_STATED PROBLEM:_ Copy every line that holds "movie".

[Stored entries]
##########

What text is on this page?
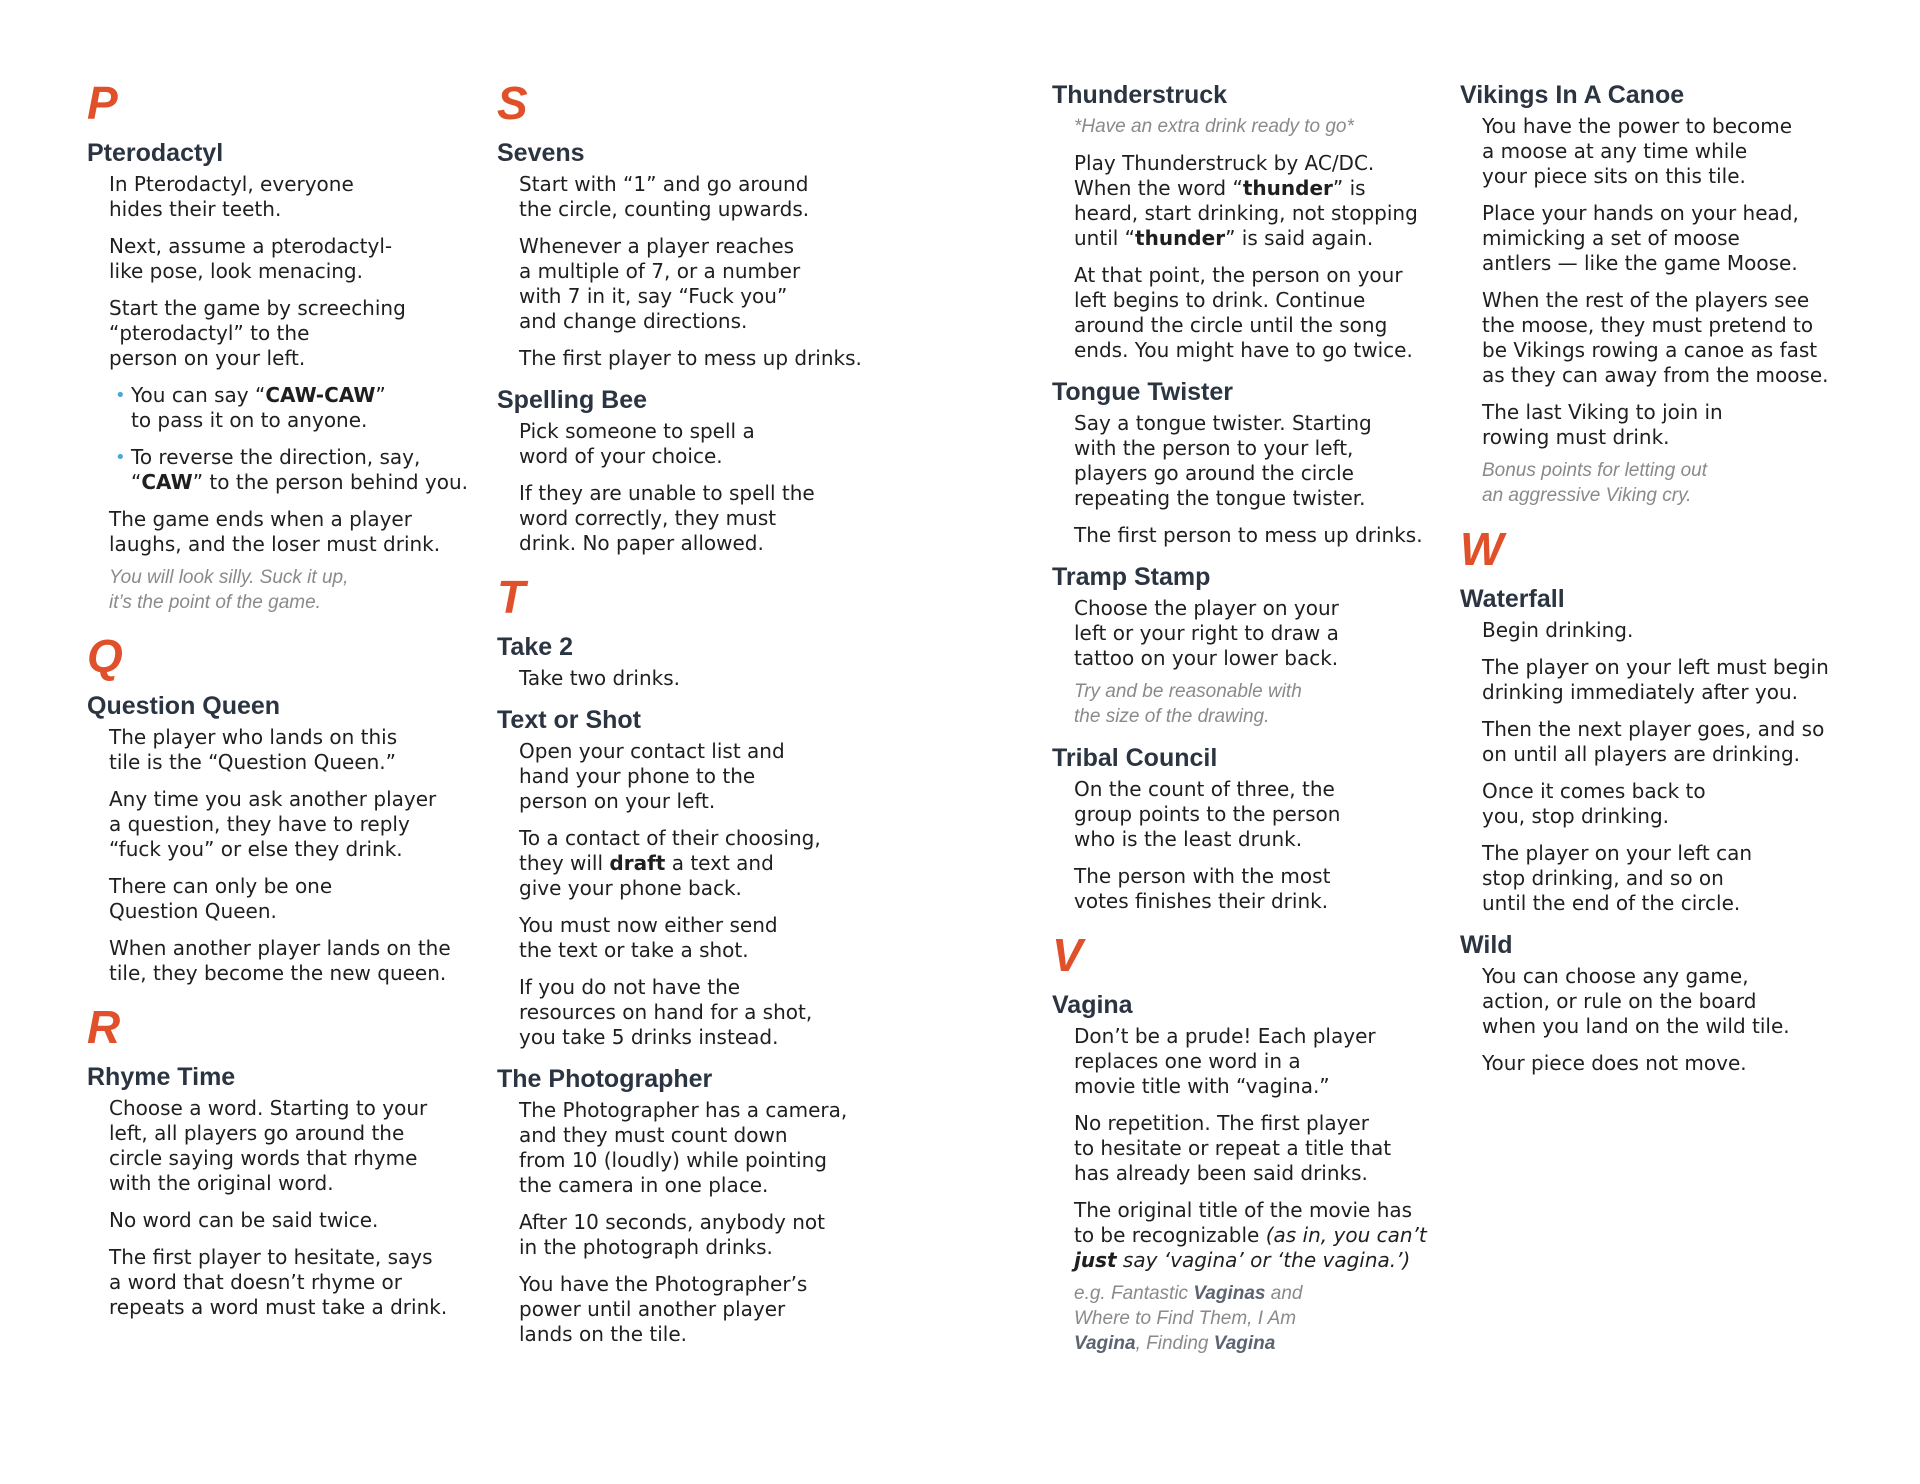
P
Pterodactyl
In Pterodactyl, everyone
hides their teeth.
Next, assume a pterodactyl-
like pose, look menacing.
Start the game by screeching
“pterodactyl” to the
person on your left.
• You can say “CAW-CAW”
to pass it on to anyone.
• To reverse the direction, say,
“CAW” to the person behind you.
The game ends when a player
laughs, and the loser must drink.
You will look silly. Suck it up,
it’s the point of the game.
Q
Question Queen
The player who lands on this
tile is the “Question Queen.”
Any time you ask another player
a question, they have to reply
“fuck you” or else they drink.
There can only be one
Question Queen.
When another player lands on the
tile, they become the new queen.
R
Rhyme Time
Choose a word. Starting to your
left, all players go around the
circle saying words that rhyme
with the original word.
No word can be said twice.
The first player to hesitate, says
a word that doesn’t rhyme or
repeats a word must take a drink.
S
Sevens
Start with “1” and go around
the circle, counting upwards.
Whenever a player reaches
a multiple of 7, or a number
with 7 in it, say “Fuck you”
and change directions.
The first player to mess up drinks.
Spelling Bee
Pick someone to spell a
word of your choice.
If they are unable to spell the
word correctly, they must
drink. No paper allowed.
T
Take 2
Take two drinks.
Text or Shot
Open your contact list and
hand your phone to the
person on your left.
To a contact of their choosing,
they will draft a text and
give your phone back.
You must now either send
the text or take a shot.
If you do not have the
resources on hand for a shot,
you take 5 drinks instead.
The Photographer
The Photographer has a camera,
and they must count down
from 10 (loudly) while pointing
the camera in one place.
After 10 seconds, anybody not
in the photograph drinks.
You have the Photographer’s
power until another player
lands on the tile.
Thunderstruck
*Have an extra drink ready to go*
Play Thunderstruck by AC/DC.
When the word “thunder” is
heard, start drinking, not stopping
until “thunder” is said again.
At that point, the person on your
left begins to drink. Continue
around the circle until the song
ends. You might have to go twice.
Tongue Twister
Say a tongue twister. Starting
with the person to your left,
players go around the circle
repeating the tongue twister.
The first person to mess up drinks.
Tramp Stamp
Choose the player on your
left or your right to draw a
tattoo on your lower back.
Try and be reasonable with
the size of the drawing.
Tribal Council
On the count of three, the
group points to the person
who is the least drunk.
The person with the most
votes finishes their drink.
V
Vagina
Don’t be a prude! Each player
replaces one word in a
movie title with “vagina.”
No repetition. The first player
to hesitate or repeat a title that
has already been said drinks.
The original title of the movie has
to be recognizable (as in, you can’t
just say ‘vagina’ or ‘the vagina.’)
e.g. Fantastic Vaginas and
Where to Find Them, I Am
Vagina, Finding Vagina
Vikings In A Canoe
You have the power to become
a moose at any time while
your piece sits on this tile.
Place your hands on your head,
mimicking a set of moose
antlers — like the game Moose.
When the rest of the players see
the moose, they must pretend to
be Vikings rowing a canoe as fast
as they can away from the moose.
The last Viking to join in
rowing must drink.
Bonus points for letting out
an aggressive Viking cry.
W
Waterfall
Begin drinking.
The player on your left must begin
drinking immediately after you.
Then the next player goes, and so
on until all players are drinking.
Once it comes back to
you, stop drinking.
The player on your left can
stop drinking, and so on
until the end of the circle.
Wild
You can choose any game,
action, or rule on the board
when you land on the wild tile.
Your piece does not move.
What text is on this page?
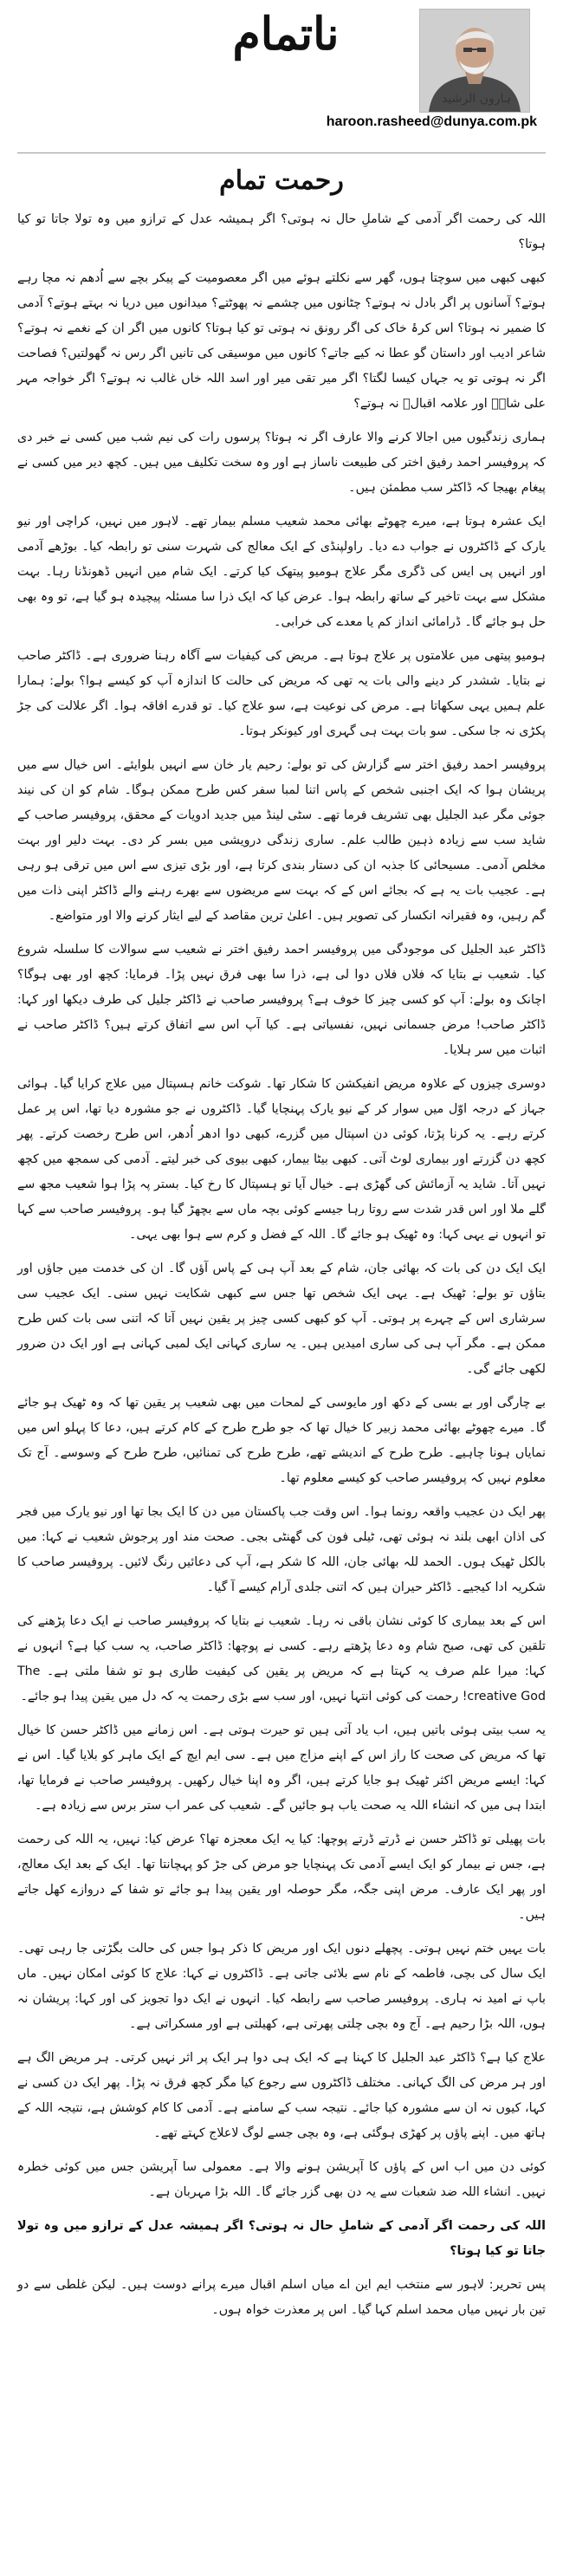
ناتمام
ہارون الرشید
haroon.rasheed@dunya.com.pk
رحمت تمام

اللہ کی رحمت اگر آدمی کے شاملِ حال نہ ہوتی؟ اگر ہمیشہ عدل کے ترازو میں وہ تولا جاتا تو کیا ہوتا؟

کبھی کبھی میں سوچتا ہوں، گھر سے نکلتے ہوئے میں اگر معصومیت کے پیکر بچے سے اُدھم نہ مچا رہے ہوتے؟ آسانوں پر اگر بادل نہ ہوتے؟ چٹانوں میں چشمے نہ پھوٹتے؟ میدانوں میں دریا نہ بہتے ہوتے؟ آدمی کا ضمیر نہ ہوتا؟ اس کرۂ خاک کی اگر رونق نہ ہوتی تو کیا ہوتا؟ کانوں میں اگر ان کے نغمے نہ ہوتے؟ شاعر ادیب اور داستان گو عطا نہ کیے جاتے؟ کانوں میں موسیقی کی تانیں اگر رس نہ گھولتیں؟ فصاحت اگر نہ ہوتی تو یہ جہاں کیسا لگتا؟ اگر میر تقی میر اور اسد اللہ خاں غالب نہ ہوتے؟ اگر خواجہ مہر علی شاہؒ اور علامہ اقبالؒ نہ ہوتے؟

ہماری زندگیوں میں اجالا کرنے والا عارف اگر نہ ہوتا؟ پرسوں رات کی نیم شب میں کسی نے خبر دی کہ پروفیسر احمد رفیق اختر کی طبیعت ناساز ہے اور وہ سخت تکلیف میں ہیں۔ کچھ دیر میں کسی نے پیغام بھیجا کہ ڈاکٹر سب مطمئن ہیں۔

ایک عشرہ ہوتا ہے، میرے چھوٹے بھائی محمد شعیب مسلم بیمار تھے۔ لاہور میں نہیں، کراچی اور نیو یارک کے ڈاکٹروں نے جواب دے دیا۔ راولپنڈی کے ایک معالج کی شہرت سنی تو رابطہ کیا۔ بوڑھے آدمی اور انہیں پی ایس کی ڈگری مگر علاج ہومیو پیتھک کیا کرتے۔ ایک شام میں انہیں ڈھونڈنا رہا۔ بہت مشکل سے بہت تاخیر کے ساتھ رابطہ ہوا۔ عرض کیا کہ ایک ذرا سا مسئلہ پیچیدہ ہو گیا ہے، تو وہ بھی حل ہو جائے گا۔ ڈرامائی انداز کم یا معدے کی خرابی۔

ہومیو پیتھی میں علامتوں پر علاج ہوتا ہے۔ مریض کی کیفیات سے آگاہ رہنا ضروری ہے۔ ڈاکٹر صاحب نے بتایا۔ ششدر کر دینے والی بات یہ تھی کہ مریض کی حالت کا اندازہ آپ کو کیسے ہوا؟ بولے: ہمارا علم ہمیں یہی سکھاتا ہے۔ مرض کی نوعیت ہے، سو علاج کیا۔ تو قدرے افاقہ ہوا۔ اگر علالت کی جڑ پکڑی نہ جا سکی۔ سو بات بہت ہی گہری اور کیونکر ہوتا۔

پروفیسر احمد رفیق اختر سے گزارش کی تو بولے: رحیم یار خان سے انہیں بلوایئے۔ اس خیال سے میں پریشان ہوا کہ ایک اجنبی شخص کے پاس اتنا لمبا سفر کس طرح ممکن ہوگا۔ شام کو ان کی نیند جوئی مگر عبد الجلیل بھی تشریف فرما تھے۔ سٹی لینڈ میں جدید ادویات کے محقق، پروفیسر صاحب کے شاید سب سے زیادہ ذہین طالب علم۔ ساری زندگی درویشی میں بسر کر دی۔ بہت دلیر اور بہت مخلص آدمی۔ مسیحائی کا جذبہ ان کی دستار بندی کرتا ہے، اور بڑی تیزی سے اس میں ترقی ہو رہی ہے۔ عجیب بات یہ ہے کہ بجائے اس کے کہ بہت سے مریضوں سے بھرے رہنے والے ڈاکٹر اپنی ذات میں گم رہیں، وہ فقیرانہ انکسار کی تصویر ہیں۔ اعلیٰ ترین مقاصد کے لیے ایثار کرنے والا اور متواضع۔

ڈاکٹر عبد الجلیل کی موجودگی میں پروفیسر احمد رفیق اختر نے شعیب سے سوالات کا سلسلہ شروع کیا۔ شعیب نے بتایا کہ فلاں فلاں دوا لی ہے، ذرا سا بھی فرق نہیں پڑا۔ فرمایا: کچھ اور بھی ہوگا؟ اچانک وہ بولے: آپ کو کسی چیز کا خوف ہے؟ پروفیسر صاحب نے ڈاکٹر جلیل کی طرف دیکھا اور کہا: ڈاکٹر صاحب! مرض جسمانی نہیں، نفسیاتی ہے۔ کیا آپ اس سے اتفاق کرتے ہیں؟ ڈاکٹر صاحب نے اثبات میں سر ہلایا۔

دوسری چیزوں کے علاوہ مریض انفیکشن کا شکار تھا۔ شوکت خانم ہسپتال میں علاج کرایا گیا۔ ہوائی جہاز کے درجہ اوّل میں سوار کر کے نیو یارک پہنچایا گیا۔ ڈاکٹروں نے جو مشورہ دیا تھا، اس پر عمل کرتے رہے۔ یہ کرنا پڑتا، کوئی دن اسپتال میں گزرے، کبھی دوا ادھر اُدھر، اس طرح رخصت کرتے۔ پھر کچھ دن گزرتے اور بیماری لوٹ آتی۔ کبھی بیٹا بیمار، کبھی بیوی کی خبر لیتے۔ آدمی کی سمجھ میں کچھ نہیں آتا۔ شاید یہ آزمائش کی گھڑی ہے۔ خیال آیا تو ہسپتال کا رخ کیا۔ بستر پہ پڑا ہوا شعیب مجھ سے گلے ملا اور اس قدر شدت سے روتا رہا جیسے کوئی بچہ ماں سے بچھڑ گیا ہو۔ پروفیسر صاحب سے کہا تو انہوں نے یہی کہا: وہ ٹھیک ہو جائے گا۔ اللہ کے فضل و کرم سے ہوا بھی یہی۔

ایک ایک دن کی بات کہ بھائی جان، شام کے بعد آپ ہی کے پاس آؤں گا۔ ان کی خدمت میں جاؤں اور بتاؤں تو بولے: ٹھیک ہے۔ یہی ایک شخص تھا جس سے کبھی شکایت نہیں سنی۔ ایک عجیب سی سرشاری اس کے چہرے پر ہوتی۔ آپ کو کبھی کسی چیز پر یقین نہیں آتا کہ اتنی سی بات کس طرح ممکن ہے۔ مگر آپ ہی کی ساری امیدیں ہیں۔ یہ ساری کہانی ایک لمبی کہانی ہے اور ایک دن ضرور لکھی جائے گی۔

بے چارگی اور بے بسی کے دکھ اور مایوسی کے لمحات میں بھی شعیب پر یقین تھا کہ وہ ٹھیک ہو جائے گا۔ میرے چھوٹے بھائی محمد زبیر کا خیال تھا کہ جو طرح طرح کے کام کرتے ہیں، دعا کا پہلو اس میں نمایاں ہونا چاہیے۔ طرح طرح کے اندیشے تھے، طرح طرح کی تمنائیں، طرح طرح کے وسوسے۔ آج تک معلوم نہیں کہ پروفیسر صاحب کو کیسے معلوم تھا۔

پھر ایک دن عجیب واقعہ رونما ہوا۔ اس وقت جب پاکستان میں دن کا ایک بجا تھا اور نیو یارک میں فجر کی اذان ابھی بلند نہ ہوئی تھی، ٹیلی فون کی گھنٹی بجی۔ صحت مند اور پرجوش شعیب نے کہا: میں بالکل ٹھیک ہوں۔ الحمد للہ بھائی جان، اللہ کا شکر ہے، آپ کی دعائیں رنگ لائیں۔ پروفیسر صاحب کا شکریہ ادا کیجیے۔ ڈاکٹر حیران ہیں کہ اتنی جلدی آرام کیسے آ گیا۔

اس کے بعد بیماری کا کوئی نشان باقی نہ رہا۔ شعیب نے بتایا کہ پروفیسر صاحب نے ایک دعا پڑھنے کی تلقین کی تھی، صبح شام وہ دعا پڑھتے رہے۔ کسی نے پوچھا: ڈاکٹر صاحب، یہ سب کیا ہے؟ انہوں نے کہا: میرا علم صرف یہ کہتا ہے کہ مریض پر یقین کی کیفیت طاری ہو تو شفا ملتی ہے۔ The creative God! رحمت کی کوئی انتہا نہیں، اور سب سے بڑی رحمت یہ کہ دل میں یقین پیدا ہو جائے۔

یہ سب بیتی ہوئی باتیں ہیں، اب یاد آتی ہیں تو حیرت ہوتی ہے۔ اس زمانے میں ڈاکٹر حسن کا خیال تھا کہ مریض کی صحت کا راز اس کے اپنے مزاج میں ہے۔ سی ایم ایچ کے ایک ماہر کو بلایا گیا۔ اس نے کہا: ایسے مریض اکثر ٹھیک ہو جایا کرتے ہیں، اگر وہ اپنا خیال رکھیں۔ پروفیسر صاحب نے فرمایا تھا، ابتدا ہی میں کہ انشاء اللہ یہ صحت یاب ہو جائیں گے۔ شعیب کی عمر اب ستر برس سے زیادہ ہے۔

بات پھیلی تو ڈاکٹر حسن نے ڈرتے ڈرتے پوچھا: کیا یہ ایک معجزہ تھا؟ عرض کیا: نہیں، یہ اللہ کی رحمت ہے، جس نے بیمار کو ایک ایسے آدمی تک پہنچایا جو مرض کی جڑ کو پہچانتا تھا۔ ایک کے بعد ایک معالج، اور پھر ایک عارف۔ مرض اپنی جگہ، مگر حوصلہ اور یقین پیدا ہو جائے تو شفا کے دروازے کھل جاتے ہیں۔

بات یہیں ختم نہیں ہوتی۔ پچھلے دنوں ایک اور مریض کا ذکر ہوا جس کی حالت بگڑتی جا رہی تھی۔ ایک سال کی بچی، فاطمہ کے نام سے بلائی جاتی ہے۔ ڈاکٹروں نے کہا: علاج کا کوئی امکان نہیں۔ ماں باپ نے امید نہ ہاری۔ پروفیسر صاحب سے رابطہ کیا۔ انہوں نے ایک دوا تجویز کی اور کہا: پریشان نہ ہوں، اللہ بڑا رحیم ہے۔ آج وہ بچی چلتی پھرتی ہے، کھیلتی ہے اور مسکراتی ہے۔

علاج کیا ہے؟ ڈاکٹر عبد الجلیل کا کہنا ہے کہ ایک ہی دوا ہر ایک پر اثر نہیں کرتی۔ ہر مریض الگ ہے اور ہر مرض کی الگ کہانی۔ مختلف ڈاکٹروں سے رجوع کیا مگر کچھ فرق نہ پڑا۔ پھر ایک دن کسی نے کہا، کیوں نہ ان سے مشورہ کیا جائے۔ نتیجہ سب کے سامنے ہے۔ آدمی کا کام کوشش ہے، نتیجہ اللہ کے ہاتھ میں۔ اپنے پاؤں پر کھڑی ہوگئی ہے، وہ بچی جسے لوگ لاعلاج کہتے تھے۔

کوئی دن میں اب اس کے پاؤں کا آپریشن ہونے والا ہے۔ معمولی سا آپریشن جس میں کوئی خطرہ نہیں۔ انشاء اللہ ضد شعبات سے یہ دن بھی گزر جائے گا۔ اللہ بڑا مہربان ہے۔

اللہ کی رحمت اگر آدمی کے شاملِ حال نہ ہوتی؟ اگر ہمیشہ عدل کے ترازو میں وہ تولا جاتا تو کیا ہوتا؟

پس تحریر: لاہور سے منتخب ایم این اے میاں اسلم اقبال میرے پرانے دوست ہیں۔ لیکن غلطی سے دو تین بار نہیں میاں محمد اسلم کہا گیا۔ اس پر معذرت خواہ ہوں۔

##########

_WRITTEN ANSWER:_
movie title with “vagina.”
The original title of the movie has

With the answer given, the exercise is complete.